● **Your assignment**: Search the records below for the word "hours". Pull out each line that has it.

● **Web page and app entries**:
※ ※ ※
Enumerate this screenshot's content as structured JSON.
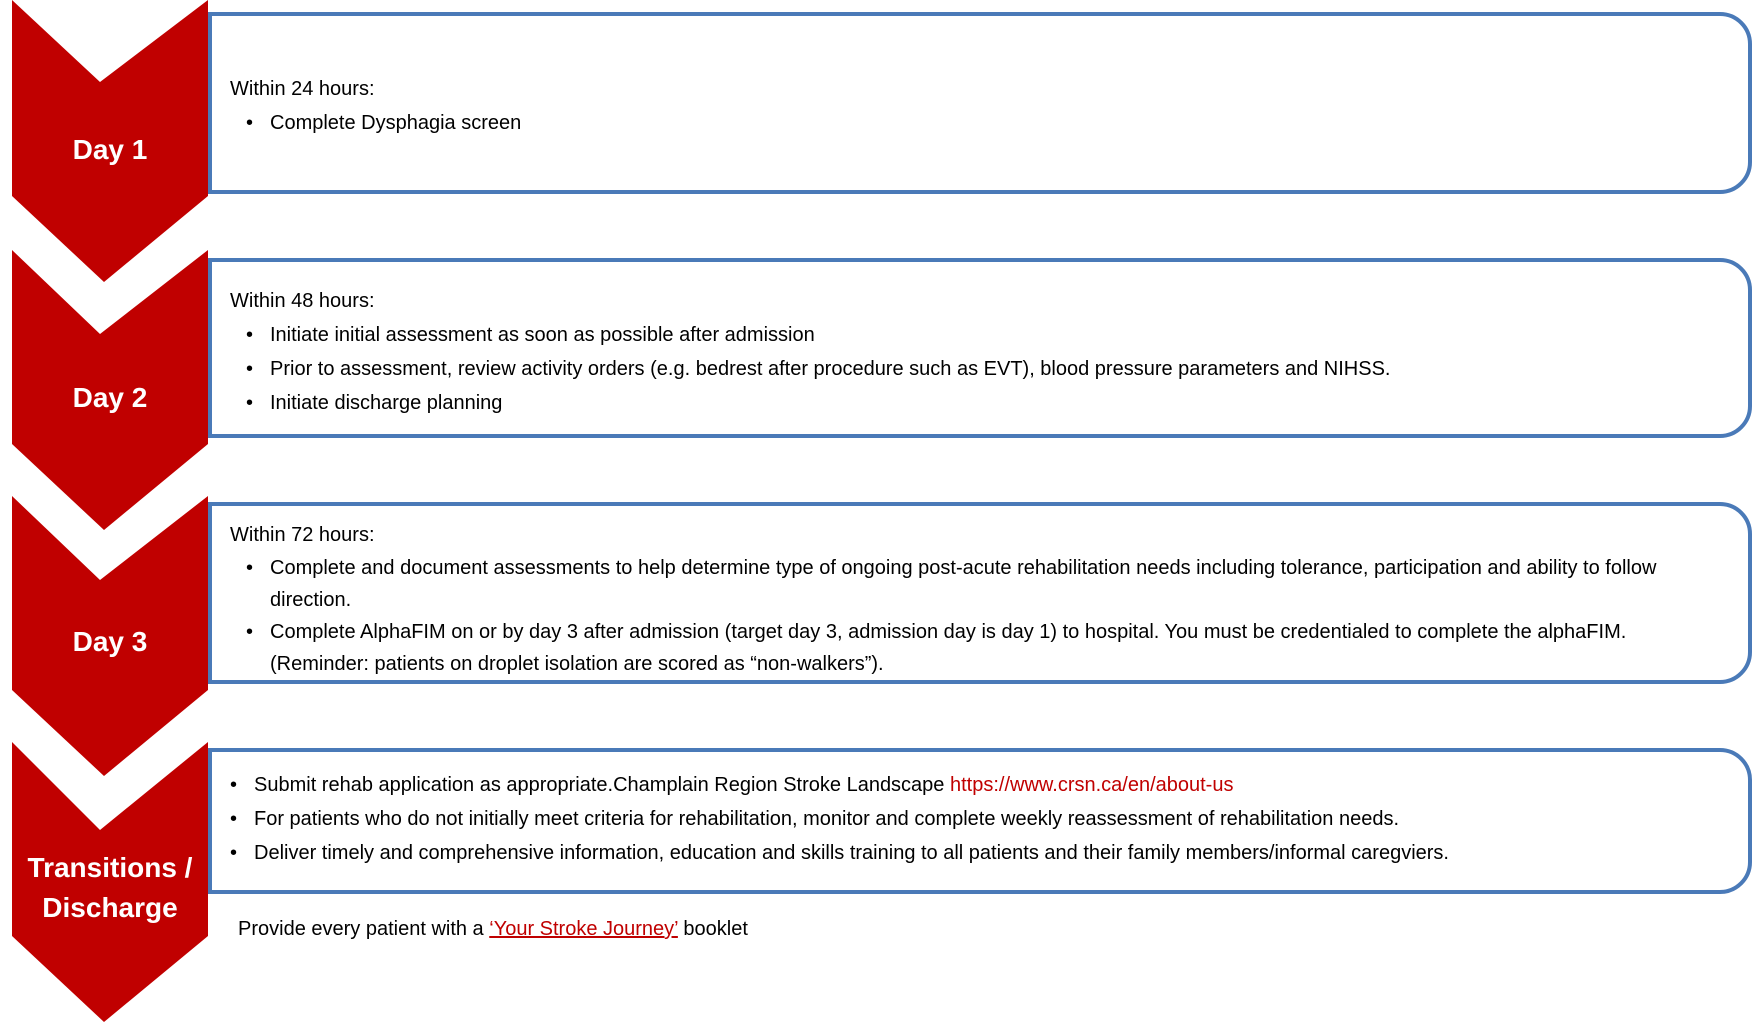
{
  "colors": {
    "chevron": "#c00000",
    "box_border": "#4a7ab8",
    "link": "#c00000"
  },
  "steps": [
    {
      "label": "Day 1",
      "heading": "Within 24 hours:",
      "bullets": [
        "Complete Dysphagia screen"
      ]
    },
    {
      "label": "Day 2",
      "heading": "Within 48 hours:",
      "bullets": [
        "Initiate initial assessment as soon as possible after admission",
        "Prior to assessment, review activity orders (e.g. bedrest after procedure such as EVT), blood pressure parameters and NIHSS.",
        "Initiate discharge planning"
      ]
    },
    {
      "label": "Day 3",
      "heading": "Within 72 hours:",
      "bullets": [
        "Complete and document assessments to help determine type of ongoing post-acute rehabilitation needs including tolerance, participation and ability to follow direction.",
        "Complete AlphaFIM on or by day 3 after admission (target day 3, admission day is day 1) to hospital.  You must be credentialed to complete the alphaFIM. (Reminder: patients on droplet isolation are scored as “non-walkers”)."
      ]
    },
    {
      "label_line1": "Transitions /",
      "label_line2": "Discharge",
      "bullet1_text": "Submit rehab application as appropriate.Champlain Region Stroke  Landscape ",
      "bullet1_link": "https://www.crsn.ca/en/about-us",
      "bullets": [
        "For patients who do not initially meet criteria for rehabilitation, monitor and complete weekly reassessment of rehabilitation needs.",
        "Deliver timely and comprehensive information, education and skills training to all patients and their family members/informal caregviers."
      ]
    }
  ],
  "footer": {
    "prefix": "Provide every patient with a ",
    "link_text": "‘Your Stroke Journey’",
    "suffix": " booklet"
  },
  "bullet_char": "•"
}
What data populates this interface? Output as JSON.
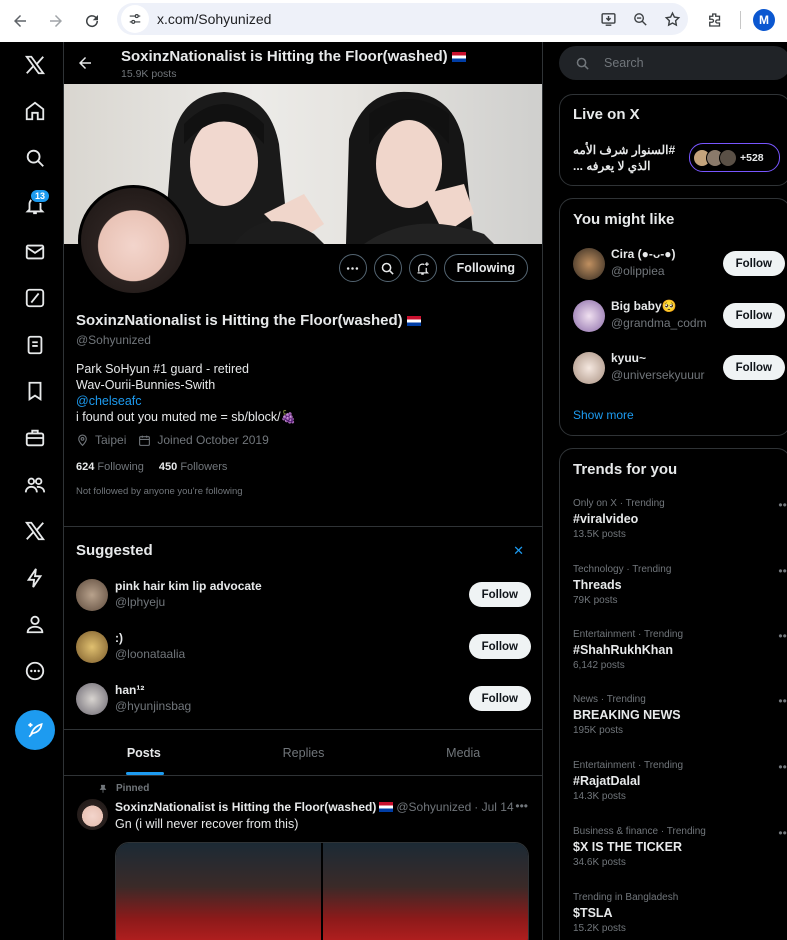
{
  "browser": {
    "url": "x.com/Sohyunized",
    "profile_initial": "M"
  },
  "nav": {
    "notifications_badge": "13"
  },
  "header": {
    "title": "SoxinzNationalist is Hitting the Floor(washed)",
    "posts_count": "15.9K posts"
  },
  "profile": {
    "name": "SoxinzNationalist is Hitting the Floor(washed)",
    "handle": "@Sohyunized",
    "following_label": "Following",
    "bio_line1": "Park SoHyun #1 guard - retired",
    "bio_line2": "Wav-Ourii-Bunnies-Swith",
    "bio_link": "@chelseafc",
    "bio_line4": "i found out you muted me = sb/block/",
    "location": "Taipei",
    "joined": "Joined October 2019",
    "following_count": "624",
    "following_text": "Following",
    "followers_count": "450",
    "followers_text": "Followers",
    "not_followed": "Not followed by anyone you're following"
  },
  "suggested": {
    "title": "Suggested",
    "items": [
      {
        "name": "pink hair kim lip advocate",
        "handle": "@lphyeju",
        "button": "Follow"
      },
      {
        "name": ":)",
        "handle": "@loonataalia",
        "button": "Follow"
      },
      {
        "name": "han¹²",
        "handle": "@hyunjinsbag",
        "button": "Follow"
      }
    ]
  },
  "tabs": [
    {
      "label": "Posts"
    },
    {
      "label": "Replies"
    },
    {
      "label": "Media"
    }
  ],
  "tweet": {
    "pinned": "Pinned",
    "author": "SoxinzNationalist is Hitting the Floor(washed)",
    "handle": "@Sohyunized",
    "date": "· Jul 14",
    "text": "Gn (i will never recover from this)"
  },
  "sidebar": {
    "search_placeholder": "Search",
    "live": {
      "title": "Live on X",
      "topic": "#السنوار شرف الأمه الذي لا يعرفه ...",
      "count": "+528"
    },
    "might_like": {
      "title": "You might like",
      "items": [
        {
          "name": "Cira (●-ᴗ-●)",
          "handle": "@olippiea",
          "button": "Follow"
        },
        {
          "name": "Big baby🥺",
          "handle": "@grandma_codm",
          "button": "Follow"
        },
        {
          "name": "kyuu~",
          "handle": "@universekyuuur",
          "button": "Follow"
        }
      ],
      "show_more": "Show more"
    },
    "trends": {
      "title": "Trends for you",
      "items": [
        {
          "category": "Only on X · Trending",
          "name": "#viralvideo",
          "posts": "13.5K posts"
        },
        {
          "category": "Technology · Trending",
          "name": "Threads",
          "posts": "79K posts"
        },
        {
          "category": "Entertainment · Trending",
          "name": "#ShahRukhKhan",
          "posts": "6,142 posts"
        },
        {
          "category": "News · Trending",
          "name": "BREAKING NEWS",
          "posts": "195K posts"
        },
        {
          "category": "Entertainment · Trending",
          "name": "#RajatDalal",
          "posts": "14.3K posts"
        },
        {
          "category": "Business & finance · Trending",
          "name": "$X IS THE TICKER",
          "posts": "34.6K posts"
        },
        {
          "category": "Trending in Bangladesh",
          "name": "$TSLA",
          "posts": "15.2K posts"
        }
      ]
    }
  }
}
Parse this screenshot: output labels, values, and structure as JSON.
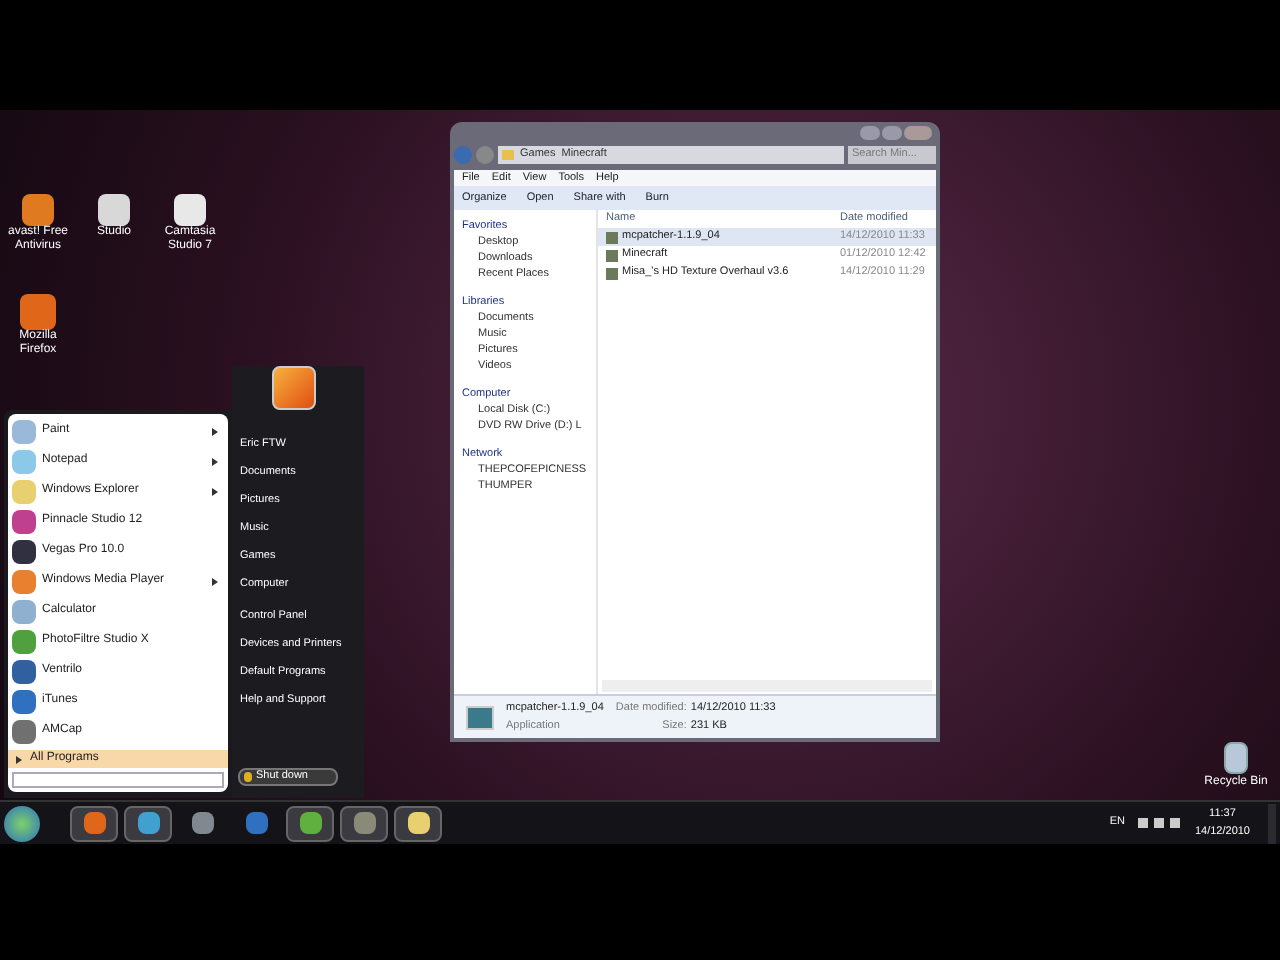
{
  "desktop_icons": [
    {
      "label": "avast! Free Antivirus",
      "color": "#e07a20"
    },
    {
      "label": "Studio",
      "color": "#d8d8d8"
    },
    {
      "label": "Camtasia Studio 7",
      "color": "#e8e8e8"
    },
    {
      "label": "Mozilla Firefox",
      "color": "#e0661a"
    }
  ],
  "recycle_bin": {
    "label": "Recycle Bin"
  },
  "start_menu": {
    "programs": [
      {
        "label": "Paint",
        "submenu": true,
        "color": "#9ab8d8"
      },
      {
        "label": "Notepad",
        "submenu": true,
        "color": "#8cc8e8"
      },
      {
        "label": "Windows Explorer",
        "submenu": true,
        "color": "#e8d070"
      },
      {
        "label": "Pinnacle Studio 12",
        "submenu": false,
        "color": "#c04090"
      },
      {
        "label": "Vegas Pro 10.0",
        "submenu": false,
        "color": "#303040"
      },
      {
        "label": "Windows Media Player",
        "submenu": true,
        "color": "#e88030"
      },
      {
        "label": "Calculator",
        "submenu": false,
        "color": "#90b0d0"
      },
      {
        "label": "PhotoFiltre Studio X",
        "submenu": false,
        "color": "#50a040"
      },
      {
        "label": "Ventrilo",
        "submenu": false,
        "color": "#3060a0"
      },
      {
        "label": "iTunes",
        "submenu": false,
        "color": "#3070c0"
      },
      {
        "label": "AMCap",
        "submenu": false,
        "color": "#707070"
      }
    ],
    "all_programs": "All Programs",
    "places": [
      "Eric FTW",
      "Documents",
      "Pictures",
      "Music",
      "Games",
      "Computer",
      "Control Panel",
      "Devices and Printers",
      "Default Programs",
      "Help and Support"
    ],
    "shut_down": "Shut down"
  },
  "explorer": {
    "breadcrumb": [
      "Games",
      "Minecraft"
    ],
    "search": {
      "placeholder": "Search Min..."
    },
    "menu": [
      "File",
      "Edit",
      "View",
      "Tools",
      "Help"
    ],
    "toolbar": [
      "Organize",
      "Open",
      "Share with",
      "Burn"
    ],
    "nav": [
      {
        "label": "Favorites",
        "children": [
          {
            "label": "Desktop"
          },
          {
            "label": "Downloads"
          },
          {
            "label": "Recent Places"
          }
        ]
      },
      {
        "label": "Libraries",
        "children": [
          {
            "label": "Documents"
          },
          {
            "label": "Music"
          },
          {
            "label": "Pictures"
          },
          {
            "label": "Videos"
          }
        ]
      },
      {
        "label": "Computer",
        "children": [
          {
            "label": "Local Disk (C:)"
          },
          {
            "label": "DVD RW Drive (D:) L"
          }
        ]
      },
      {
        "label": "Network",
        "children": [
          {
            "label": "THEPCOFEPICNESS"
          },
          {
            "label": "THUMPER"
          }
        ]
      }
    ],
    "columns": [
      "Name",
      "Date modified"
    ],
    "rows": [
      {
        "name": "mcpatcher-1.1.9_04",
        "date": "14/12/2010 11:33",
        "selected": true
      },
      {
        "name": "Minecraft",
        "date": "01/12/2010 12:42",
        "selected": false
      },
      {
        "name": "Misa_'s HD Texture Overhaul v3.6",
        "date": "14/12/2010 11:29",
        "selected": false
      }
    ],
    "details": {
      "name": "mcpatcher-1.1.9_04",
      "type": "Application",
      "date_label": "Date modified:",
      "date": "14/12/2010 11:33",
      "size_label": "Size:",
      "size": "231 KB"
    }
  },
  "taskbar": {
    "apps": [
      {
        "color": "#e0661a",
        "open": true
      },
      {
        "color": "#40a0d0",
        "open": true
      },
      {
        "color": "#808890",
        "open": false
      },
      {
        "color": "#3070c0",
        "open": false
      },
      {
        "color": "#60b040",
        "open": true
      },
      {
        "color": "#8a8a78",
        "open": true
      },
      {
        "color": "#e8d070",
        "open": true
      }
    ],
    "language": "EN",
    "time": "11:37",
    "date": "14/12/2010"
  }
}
※ ※ ※
● **Your response**:
      "heading": "Within 24 hours:",
      "heading": "Within 48 hours:",
      "heading": "Within 72 hours:",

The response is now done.